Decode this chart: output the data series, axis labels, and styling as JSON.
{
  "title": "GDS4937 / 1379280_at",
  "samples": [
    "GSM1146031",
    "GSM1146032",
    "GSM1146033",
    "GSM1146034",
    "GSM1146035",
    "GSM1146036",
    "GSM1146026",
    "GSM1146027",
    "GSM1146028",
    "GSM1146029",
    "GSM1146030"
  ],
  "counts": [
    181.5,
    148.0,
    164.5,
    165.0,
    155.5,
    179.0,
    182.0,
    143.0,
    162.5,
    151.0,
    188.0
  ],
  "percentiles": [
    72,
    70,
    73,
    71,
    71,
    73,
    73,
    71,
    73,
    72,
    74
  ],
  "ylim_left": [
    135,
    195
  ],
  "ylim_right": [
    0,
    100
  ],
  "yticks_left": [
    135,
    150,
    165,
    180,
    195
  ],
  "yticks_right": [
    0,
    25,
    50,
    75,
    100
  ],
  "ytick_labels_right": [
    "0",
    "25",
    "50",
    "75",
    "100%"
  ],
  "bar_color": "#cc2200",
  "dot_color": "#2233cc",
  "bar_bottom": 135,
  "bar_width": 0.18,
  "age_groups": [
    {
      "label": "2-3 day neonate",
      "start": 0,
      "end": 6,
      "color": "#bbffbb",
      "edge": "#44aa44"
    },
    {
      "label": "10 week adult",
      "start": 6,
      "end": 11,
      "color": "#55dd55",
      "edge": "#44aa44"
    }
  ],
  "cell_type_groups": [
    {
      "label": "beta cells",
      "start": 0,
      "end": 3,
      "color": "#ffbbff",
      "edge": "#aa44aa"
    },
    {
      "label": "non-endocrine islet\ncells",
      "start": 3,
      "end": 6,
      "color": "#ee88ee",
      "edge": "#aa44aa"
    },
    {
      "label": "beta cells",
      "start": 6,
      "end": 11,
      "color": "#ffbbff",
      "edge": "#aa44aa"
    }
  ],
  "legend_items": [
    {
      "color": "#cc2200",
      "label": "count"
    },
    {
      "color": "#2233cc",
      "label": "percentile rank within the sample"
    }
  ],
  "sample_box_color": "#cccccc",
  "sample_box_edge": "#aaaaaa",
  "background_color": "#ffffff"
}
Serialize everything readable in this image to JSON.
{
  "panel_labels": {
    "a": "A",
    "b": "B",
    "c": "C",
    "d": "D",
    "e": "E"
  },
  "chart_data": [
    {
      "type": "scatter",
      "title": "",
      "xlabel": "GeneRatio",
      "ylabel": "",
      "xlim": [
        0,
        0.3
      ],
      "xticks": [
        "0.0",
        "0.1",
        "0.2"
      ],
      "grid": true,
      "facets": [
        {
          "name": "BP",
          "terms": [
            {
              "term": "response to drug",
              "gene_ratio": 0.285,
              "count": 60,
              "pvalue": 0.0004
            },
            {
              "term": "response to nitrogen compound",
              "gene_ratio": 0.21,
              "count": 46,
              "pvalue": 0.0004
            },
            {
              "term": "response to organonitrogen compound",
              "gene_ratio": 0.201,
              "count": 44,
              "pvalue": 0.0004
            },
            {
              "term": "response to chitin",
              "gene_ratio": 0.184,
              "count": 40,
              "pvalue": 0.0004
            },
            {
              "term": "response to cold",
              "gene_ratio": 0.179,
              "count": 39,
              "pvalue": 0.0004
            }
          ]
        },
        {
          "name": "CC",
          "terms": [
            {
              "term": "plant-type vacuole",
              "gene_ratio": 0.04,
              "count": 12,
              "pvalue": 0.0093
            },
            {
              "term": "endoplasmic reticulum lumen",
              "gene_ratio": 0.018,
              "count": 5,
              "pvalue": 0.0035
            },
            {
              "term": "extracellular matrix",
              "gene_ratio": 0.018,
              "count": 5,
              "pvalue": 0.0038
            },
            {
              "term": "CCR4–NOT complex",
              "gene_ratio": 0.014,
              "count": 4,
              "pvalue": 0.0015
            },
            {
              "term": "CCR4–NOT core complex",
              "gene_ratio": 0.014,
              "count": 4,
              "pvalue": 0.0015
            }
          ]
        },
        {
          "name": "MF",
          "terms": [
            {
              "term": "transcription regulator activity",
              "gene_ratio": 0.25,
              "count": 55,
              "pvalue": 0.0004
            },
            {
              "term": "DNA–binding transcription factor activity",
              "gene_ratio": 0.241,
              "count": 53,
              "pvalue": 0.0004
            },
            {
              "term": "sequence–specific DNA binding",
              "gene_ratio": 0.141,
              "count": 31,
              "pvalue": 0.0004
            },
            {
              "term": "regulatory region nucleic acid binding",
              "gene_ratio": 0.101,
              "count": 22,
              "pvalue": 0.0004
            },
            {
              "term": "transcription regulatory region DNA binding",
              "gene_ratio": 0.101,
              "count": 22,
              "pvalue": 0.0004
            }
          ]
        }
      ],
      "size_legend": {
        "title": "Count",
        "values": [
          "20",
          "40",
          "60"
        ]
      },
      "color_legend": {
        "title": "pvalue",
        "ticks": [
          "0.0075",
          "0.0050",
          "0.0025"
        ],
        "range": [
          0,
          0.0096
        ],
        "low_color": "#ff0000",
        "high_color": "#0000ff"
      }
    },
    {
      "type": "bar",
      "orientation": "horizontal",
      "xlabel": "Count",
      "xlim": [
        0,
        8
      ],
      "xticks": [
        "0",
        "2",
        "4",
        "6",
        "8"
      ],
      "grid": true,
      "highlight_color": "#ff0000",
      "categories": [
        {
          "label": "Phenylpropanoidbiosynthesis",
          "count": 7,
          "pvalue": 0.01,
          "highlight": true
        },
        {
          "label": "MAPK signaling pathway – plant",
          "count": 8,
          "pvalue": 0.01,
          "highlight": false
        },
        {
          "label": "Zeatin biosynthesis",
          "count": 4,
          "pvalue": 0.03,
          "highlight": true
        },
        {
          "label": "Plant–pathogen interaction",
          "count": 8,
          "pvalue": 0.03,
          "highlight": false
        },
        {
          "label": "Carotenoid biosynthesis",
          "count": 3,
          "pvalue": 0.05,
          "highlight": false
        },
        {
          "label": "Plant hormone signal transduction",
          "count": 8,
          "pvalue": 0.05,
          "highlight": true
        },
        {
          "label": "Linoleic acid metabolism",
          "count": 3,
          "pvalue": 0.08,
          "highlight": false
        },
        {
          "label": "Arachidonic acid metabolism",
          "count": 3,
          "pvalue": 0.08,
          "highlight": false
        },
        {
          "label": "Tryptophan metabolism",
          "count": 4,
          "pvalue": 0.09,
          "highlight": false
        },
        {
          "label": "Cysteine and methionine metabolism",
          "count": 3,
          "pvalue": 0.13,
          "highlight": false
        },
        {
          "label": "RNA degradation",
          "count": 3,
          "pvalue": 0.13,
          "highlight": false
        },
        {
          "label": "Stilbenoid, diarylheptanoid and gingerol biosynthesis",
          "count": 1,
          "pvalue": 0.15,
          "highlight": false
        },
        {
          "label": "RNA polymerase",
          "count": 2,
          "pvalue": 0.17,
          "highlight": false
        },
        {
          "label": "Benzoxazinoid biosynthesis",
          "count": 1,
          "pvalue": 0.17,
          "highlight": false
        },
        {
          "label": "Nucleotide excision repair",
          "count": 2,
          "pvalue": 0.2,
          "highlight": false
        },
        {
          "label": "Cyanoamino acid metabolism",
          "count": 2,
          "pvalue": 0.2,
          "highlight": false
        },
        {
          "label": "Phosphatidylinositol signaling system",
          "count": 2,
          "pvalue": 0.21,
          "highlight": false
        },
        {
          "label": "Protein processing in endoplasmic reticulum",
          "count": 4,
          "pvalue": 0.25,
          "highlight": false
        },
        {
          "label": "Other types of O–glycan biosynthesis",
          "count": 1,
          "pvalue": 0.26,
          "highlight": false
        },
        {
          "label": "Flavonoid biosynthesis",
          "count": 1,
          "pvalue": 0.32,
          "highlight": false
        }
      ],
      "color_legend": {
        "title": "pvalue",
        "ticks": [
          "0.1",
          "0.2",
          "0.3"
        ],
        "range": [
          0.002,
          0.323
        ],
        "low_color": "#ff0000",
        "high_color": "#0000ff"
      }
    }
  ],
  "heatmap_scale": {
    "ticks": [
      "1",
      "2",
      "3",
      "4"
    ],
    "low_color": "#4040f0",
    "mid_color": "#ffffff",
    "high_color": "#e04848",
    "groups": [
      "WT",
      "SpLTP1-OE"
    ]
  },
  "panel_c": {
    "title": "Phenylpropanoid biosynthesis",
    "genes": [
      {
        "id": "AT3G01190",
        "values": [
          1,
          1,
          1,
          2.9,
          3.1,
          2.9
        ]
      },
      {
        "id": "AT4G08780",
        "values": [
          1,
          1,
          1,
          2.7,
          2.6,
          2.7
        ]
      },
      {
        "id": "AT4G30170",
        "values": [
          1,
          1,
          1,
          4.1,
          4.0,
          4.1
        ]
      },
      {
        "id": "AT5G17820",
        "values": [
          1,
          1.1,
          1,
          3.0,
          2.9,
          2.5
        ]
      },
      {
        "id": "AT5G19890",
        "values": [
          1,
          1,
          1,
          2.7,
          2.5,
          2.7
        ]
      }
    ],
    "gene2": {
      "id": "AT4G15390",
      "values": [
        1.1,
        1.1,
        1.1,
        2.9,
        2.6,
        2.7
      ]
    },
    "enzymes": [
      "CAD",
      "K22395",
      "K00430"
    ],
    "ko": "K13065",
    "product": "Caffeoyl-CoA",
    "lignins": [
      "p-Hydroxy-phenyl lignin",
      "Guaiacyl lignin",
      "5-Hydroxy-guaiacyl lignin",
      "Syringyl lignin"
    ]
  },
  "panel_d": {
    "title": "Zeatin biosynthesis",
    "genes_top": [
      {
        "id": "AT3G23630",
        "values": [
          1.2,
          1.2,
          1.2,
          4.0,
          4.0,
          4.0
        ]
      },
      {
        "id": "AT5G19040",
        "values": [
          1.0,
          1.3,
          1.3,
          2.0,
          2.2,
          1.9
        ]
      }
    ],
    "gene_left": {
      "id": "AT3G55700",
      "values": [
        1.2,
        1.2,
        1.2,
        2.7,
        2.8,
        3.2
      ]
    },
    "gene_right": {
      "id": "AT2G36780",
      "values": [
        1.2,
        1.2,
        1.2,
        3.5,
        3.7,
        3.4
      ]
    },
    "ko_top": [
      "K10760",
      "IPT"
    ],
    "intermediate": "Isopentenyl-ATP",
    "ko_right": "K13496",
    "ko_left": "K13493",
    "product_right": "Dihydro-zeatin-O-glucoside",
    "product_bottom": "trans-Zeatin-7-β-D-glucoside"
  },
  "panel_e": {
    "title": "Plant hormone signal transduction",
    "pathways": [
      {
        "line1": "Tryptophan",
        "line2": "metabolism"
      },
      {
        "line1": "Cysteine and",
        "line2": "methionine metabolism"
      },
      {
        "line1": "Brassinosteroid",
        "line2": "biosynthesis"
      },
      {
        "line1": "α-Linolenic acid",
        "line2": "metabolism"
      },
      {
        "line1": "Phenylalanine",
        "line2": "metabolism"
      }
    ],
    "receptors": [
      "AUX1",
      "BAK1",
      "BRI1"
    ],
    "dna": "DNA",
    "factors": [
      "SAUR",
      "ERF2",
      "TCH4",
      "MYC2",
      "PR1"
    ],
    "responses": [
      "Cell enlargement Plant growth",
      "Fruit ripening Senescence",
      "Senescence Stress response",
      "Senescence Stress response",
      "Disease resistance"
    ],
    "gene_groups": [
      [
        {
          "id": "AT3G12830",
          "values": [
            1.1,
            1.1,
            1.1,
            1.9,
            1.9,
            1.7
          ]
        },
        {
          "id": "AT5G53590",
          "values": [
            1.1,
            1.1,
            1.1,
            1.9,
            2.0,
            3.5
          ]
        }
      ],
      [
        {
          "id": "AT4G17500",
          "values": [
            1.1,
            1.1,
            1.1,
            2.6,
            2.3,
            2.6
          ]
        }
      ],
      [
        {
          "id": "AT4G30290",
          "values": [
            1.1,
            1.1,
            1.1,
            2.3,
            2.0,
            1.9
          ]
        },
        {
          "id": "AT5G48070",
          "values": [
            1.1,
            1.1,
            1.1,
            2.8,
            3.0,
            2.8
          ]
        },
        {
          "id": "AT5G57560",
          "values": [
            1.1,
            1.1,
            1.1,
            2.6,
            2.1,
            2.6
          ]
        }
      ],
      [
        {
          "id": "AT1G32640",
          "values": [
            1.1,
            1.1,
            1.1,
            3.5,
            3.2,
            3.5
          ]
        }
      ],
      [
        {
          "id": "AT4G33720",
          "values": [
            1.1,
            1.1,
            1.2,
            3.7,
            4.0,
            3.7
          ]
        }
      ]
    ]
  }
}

WORK TO COMPLETE: What lines in the listing above contain the word "ffffff"? Show each one.

SOLUTION FOR THIS PROBLEM:
  "background_color": "#ffffff"
    "mid_color": "#ffffff",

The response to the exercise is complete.